# TASK DESCRIPTION
Please convert every line of the listing below into a JSON list of strings, one string per line, leaving out blank lines.

# RECORD LIST

:::

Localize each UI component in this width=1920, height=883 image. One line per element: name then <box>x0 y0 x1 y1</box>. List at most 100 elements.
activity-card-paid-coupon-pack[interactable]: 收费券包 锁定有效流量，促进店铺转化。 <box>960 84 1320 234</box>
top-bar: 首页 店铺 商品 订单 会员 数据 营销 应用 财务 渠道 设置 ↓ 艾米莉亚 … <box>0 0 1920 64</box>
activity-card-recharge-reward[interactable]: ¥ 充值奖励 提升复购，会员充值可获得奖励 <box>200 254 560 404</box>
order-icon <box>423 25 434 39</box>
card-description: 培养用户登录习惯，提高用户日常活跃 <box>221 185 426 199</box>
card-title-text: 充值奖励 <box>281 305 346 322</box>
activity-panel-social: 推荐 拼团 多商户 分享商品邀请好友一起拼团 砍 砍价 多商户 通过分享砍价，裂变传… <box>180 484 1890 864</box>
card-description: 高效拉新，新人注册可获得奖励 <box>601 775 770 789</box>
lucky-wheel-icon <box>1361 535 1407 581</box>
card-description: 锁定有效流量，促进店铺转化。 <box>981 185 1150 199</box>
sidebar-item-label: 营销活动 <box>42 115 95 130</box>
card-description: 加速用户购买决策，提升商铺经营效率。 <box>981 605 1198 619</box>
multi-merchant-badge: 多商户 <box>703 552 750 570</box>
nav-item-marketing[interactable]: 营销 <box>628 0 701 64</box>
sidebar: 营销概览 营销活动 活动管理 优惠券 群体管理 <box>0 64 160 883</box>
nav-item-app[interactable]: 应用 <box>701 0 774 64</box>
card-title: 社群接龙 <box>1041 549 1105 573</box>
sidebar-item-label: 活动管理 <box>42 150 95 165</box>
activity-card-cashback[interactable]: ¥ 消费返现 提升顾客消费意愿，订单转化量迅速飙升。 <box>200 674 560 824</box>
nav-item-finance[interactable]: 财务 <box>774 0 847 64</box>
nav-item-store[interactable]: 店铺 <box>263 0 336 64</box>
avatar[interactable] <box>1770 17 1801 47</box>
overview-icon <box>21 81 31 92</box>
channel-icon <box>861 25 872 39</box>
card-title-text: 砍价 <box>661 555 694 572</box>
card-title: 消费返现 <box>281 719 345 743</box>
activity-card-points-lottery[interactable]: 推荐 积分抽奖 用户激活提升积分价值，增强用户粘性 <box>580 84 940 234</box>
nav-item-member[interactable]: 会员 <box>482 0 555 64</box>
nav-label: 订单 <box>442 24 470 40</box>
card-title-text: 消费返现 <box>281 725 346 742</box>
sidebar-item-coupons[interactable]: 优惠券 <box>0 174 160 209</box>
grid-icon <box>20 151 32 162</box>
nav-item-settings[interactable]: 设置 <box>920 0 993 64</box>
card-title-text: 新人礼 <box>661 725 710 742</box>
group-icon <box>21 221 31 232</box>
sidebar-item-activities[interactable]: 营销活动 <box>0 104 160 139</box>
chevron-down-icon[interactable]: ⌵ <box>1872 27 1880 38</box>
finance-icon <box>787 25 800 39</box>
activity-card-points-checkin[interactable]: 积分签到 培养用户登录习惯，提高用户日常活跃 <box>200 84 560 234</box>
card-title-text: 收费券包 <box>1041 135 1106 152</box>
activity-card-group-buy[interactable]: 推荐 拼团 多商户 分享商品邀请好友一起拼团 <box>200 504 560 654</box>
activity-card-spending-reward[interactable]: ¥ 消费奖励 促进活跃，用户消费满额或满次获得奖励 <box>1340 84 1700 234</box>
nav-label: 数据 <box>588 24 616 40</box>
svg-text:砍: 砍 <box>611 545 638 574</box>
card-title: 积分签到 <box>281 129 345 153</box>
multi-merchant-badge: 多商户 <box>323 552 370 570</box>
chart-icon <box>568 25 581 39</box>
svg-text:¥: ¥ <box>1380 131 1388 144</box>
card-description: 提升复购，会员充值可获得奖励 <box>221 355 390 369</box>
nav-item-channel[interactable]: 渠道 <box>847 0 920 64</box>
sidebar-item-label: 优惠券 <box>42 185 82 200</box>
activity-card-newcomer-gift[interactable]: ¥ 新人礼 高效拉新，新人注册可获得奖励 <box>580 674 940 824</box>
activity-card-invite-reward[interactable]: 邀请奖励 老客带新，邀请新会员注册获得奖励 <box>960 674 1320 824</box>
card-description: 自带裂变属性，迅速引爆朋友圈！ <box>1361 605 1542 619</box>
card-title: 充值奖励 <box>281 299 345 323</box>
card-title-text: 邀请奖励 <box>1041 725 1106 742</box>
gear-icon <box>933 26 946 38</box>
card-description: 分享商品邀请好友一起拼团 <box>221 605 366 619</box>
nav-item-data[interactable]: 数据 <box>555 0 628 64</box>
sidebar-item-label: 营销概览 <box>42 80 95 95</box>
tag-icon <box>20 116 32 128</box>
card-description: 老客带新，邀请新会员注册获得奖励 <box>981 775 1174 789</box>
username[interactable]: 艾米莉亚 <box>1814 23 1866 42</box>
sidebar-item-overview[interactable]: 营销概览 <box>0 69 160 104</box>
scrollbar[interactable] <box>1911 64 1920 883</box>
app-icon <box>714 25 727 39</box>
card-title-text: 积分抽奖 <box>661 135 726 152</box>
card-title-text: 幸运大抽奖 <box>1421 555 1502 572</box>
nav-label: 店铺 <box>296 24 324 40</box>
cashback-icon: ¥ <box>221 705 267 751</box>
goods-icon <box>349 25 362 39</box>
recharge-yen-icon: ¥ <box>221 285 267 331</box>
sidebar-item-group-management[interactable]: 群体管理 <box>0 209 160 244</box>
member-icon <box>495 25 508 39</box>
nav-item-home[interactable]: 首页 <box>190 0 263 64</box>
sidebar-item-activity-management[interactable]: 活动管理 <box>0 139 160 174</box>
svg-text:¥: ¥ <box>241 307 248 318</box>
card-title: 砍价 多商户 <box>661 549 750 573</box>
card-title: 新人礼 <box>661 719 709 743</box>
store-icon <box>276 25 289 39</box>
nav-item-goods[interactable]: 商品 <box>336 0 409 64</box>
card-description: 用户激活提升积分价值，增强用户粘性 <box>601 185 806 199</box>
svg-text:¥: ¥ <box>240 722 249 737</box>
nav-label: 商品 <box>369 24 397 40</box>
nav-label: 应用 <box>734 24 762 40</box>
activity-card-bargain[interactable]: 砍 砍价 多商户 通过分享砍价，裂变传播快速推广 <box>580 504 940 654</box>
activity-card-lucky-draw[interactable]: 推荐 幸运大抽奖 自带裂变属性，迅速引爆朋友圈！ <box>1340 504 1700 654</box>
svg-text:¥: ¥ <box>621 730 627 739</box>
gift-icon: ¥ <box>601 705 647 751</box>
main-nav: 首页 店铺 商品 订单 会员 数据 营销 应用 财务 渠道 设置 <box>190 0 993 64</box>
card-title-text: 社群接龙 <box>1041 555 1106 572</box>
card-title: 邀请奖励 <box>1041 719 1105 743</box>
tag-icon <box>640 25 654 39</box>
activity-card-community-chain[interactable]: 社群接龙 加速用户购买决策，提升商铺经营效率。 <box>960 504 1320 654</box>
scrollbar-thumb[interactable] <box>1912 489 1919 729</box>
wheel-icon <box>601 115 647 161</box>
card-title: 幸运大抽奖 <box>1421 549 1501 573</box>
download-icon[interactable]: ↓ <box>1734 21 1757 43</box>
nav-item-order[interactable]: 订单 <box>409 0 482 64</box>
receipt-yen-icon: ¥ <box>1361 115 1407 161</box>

:::

# ANSWER TO THIS PROBLEM
[
  "Localize each UI component in this width=1920, height=883 image. One line per element: name then <box>x0 y0 x1 y1</box>. List at most 100 elements.",
  "activity-card-paid-coupon-pack[interactable]: 收费券包 锁定有效流量，促进店铺转化。 <box>960 84 1320 234</box>",
  "top-bar: 首页 店铺 商品 订单 会员 数据 营销 应用 财务 渠道 设置 ↓ 艾米莉亚 … <box>0 0 1920 64</box>",
  "activity-card-recharge-reward[interactable]: ¥ 充值奖励 提升复购，会员充值可获得奖励 <box>200 254 560 404</box>",
  "order-icon <box>423 25 434 39</box>",
  "card-description: 培养用户登录习惯，提高用户日常活跃 <box>221 185 426 199</box>",
  "card-title-text: 充值奖励 <box>281 305 346 322</box>",
  "activity-panel-social: 推荐 拼团 多商户 分享商品邀请好友一起拼团 砍 砍价 多商户 通过分享砍价，裂变传… <box>180 484 1890 864</box>",
  "card-description: 高效拉新，新人注册可获得奖励 <box>601 775 770 789</box>",
  "lucky-wheel-icon <box>1361 535 1407 581</box>",
  "card-description: 锁定有效流量，促进店铺转化。 <box>981 185 1150 199</box>",
  "sidebar-item-label: 营销活动 <box>42 115 95 130</box>",
  "card-description: 加速用户购买决策，提升商铺经营效率。 <box>981 605 1198 619</box>",
  "multi-merchant-badge: 多商户 <box>703 552 750 570</box>",
  "nav-item-marketing[interactable]: 营销 <box>628 0 701 64</box>",
  "sidebar: 营销概览 营销活动 活动管理 优惠券 群体管理 <box>0 64 160 883</box>",
  "nav-item-app[interactable]: 应用 <box>701 0 774 64</box>",
  "card-title: 社群接龙 <box>1041 549 1105 573</box>",
  "sidebar-item-label: 活动管理 <box>42 150 95 165</box>",
  "activity-card-cashback[interactable]: ¥ 消费返现 提升顾客消费意愿，订单转化量迅速飙升。 <box>200 674 560 824</box>",
  "nav-item-finance[interactable]: 财务 <box>774 0 847 64</box>",
  "nav-item-store[interactable]: 店铺 <box>263 0 336 64</box>",
  "avatar[interactable] <box>1770 17 1801 47</box>",
  "overview-icon <box>21 81 31 92</box>",
  "channel-icon <box>861 25 872 39</box>",
  "card-title-text: 砍价 <box>661 555 694 572</box>",
  "card-title: 消费返现 <box>281 719 345 743</box>",
  "activity-card-points-lottery[interactable]: 推荐 积分抽奖 用户激活提升积分价值，增强用户粘性 <box>580 84 940 234</box>",
  "nav-item-member[interactable]: 会员 <box>482 0 555 64</box>",
  "nav-label: 订单 <box>442 24 470 40</box>",
  "card-title-text: 消费返现 <box>281 725 346 742</box>",
  "sidebar-item-coupons[interactable]: 优惠券 <box>0 174 160 209</box>",
  "grid-icon <box>20 151 32 162</box>",
  "nav-item-settings[interactable]: 设置 <box>920 0 993 64</box>",
  "card-title-text: 新人礼 <box>661 725 710 742</box>",
  "group-icon <box>21 221 31 232</box>",
  "sidebar-item-activities[interactable]: 营销活动 <box>0 104 160 139</box>",
  "chevron-down-icon[interactable]: ⌵ <box>1872 27 1880 38</box>",
  "finance-icon <box>787 25 800 39</box>",
  "activity-card-points-checkin[interactable]: 积分签到 培养用户登录习惯，提高用户日常活跃 <box>200 84 560 234</box>",
  "card-title-text: 收费券包 <box>1041 135 1106 152</box>",
  "activity-card-group-buy[interactable]: 推荐 拼团 多商户 分享商品邀请好友一起拼团 <box>200 504 560 654</box>",
  "activity-card-spending-reward[interactable]: ¥ 消费奖励 促进活跃，用户消费满额或满次获得奖励 <box>1340 84 1700 234</box>",
  "nav-label: 数据 <box>588 24 616 40</box>",
  "svg-text:砍: 砍 <box>611 545 638 574</box>",
  "card-title: 积分签到 <box>281 129 345 153</box>",
  "multi-merchant-badge: 多商户 <box>323 552 370 570</box>",
  "chart-icon <box>568 25 581 39</box>",
  "svg-text:¥: ¥ <box>1380 131 1388 144</box>",
  "card-description: 提升复购，会员充值可获得奖励 <box>221 355 390 369</box>",
  "nav-item-channel[interactable]: 渠道 <box>847 0 920 64</box>",
  "sidebar-item-label: 优惠券 <box>42 185 82 200</box>",
  "activity-card-newcomer-gift[interactable]: ¥ 新人礼 高效拉新，新人注册可获得奖励 <box>580 674 940 824</box>",
  "activity-card-invite-reward[interactable]: 邀请奖励 老客带新，邀请新会员注册获得奖励 <box>960 674 1320 824</box>",
  "card-description: 自带裂变属性，迅速引爆朋友圈！ <box>1361 605 1542 619</box>",
  "card-title: 充值奖励 <box>281 299 345 323</box>",
  "card-title-text: 邀请奖励 <box>1041 725 1106 742</box>",
  "gear-icon <box>933 26 946 38</box>",
  "card-description: 分享商品邀请好友一起拼团 <box>221 605 366 619</box>",
  "nav-item-data[interactable]: 数据 <box>555 0 628 64</box>",
  "sidebar-item-label: 营销概览 <box>42 80 95 95</box>",
  "tag-icon <box>20 116 32 128</box>",
  "card-description: 老客带新，邀请新会员注册获得奖励 <box>981 775 1174 789</box>",
  "username[interactable]: 艾米莉亚 <box>1814 23 1866 42</box>",
  "sidebar-item-overview[interactable]: 营销概览 <box>0 69 160 104</box>",
  "scrollbar[interactable] <box>1911 64 1920 883</box>",
  "app-icon <box>714 25 727 39</box>",
  "card-title-text: 积分抽奖 <box>661 135 726 152</box>",
  "card-title-text: 幸运大抽奖 <box>1421 555 1502 572</box>",
  "nav-label: 店铺 <box>296 24 324 40</box>",
  "cashback-icon: ¥ <box>221 705 267 751</box>",
  "goods-icon <box>349 25 362 39</box>",
  "recharge-yen-icon: ¥ <box>221 285 267 331</box>",
  "sidebar-item-group-management[interactable]: 群体管理 <box>0 209 160 244</box>",
  "member-icon <box>495 25 508 39</box>",
  "nav-item-home[interactable]: 首页 <box>190 0 263 64</box>",
  "sidebar-item-activity-management[interactable]: 活动管理 <box>0 139 160 174</box>",
  "svg-text:¥: ¥ <box>241 307 248 318</box>",
  "card-title: 砍价 多商户 <box>661 549 750 573</box>",
  "card-title: 新人礼 <box>661 719 709 743</box>",
  "store-icon <box>276 25 289 39</box>",
  "nav-item-goods[interactable]: 商品 <box>336 0 409 64</box>",
  "card-description: 用户激活提升积分价值，增强用户粘性 <box>601 185 806 199</box>",
  "svg-text:¥: ¥ <box>240 722 249 737</box>",
  "nav-label: 商品 <box>369 24 397 40</box>",
  "nav-label: 应用 <box>734 24 762 40</box>",
  "activity-card-bargain[interactable]: 砍 砍价 多商户 通过分享砍价，裂变传播快速推广 <box>580 504 940 654</box>",
  "activity-card-lucky-draw[interactable]: 推荐 幸运大抽奖 自带裂变属性，迅速引爆朋友圈！ <box>1340 504 1700 654</box>",
  "svg-text:¥: ¥ <box>621 730 627 739</box>",
  "gift-icon: ¥ <box>601 705 647 751</box>",
  "main-nav: 首页 店铺 商品 订单 会员 数据 营销 应用 财务 渠道 设置 <box>190 0 993 64</box>",
  "card-title-text: 社群接龙 <box>1041 555 1106 572</box>",
  "card-title: 邀请奖励 <box>1041 719 1105 743</box>",
  "tag-icon <box>640 25 654 39</box>",
  "activity-card-community-chain[interactable]: 社群接龙 加速用户购买决策，提升商铺经营效率。 <box>960 504 1320 654</box>",
  "scrollbar-thumb[interactable] <box>1912 489 1919 729</box>",
  "wheel-icon <box>601 115 647 161</box>",
  "card-title: 幸运大抽奖 <box>1421 549 1501 573</box>",
  "download-icon[interactable]: ↓ <box>1734 21 1757 43</box>",
  "nav-item-order[interactable]: 订单 <box>409 0 482 64</box>",
  "receipt-yen-icon: ¥ <box>1361 115 1407 161</box>"
]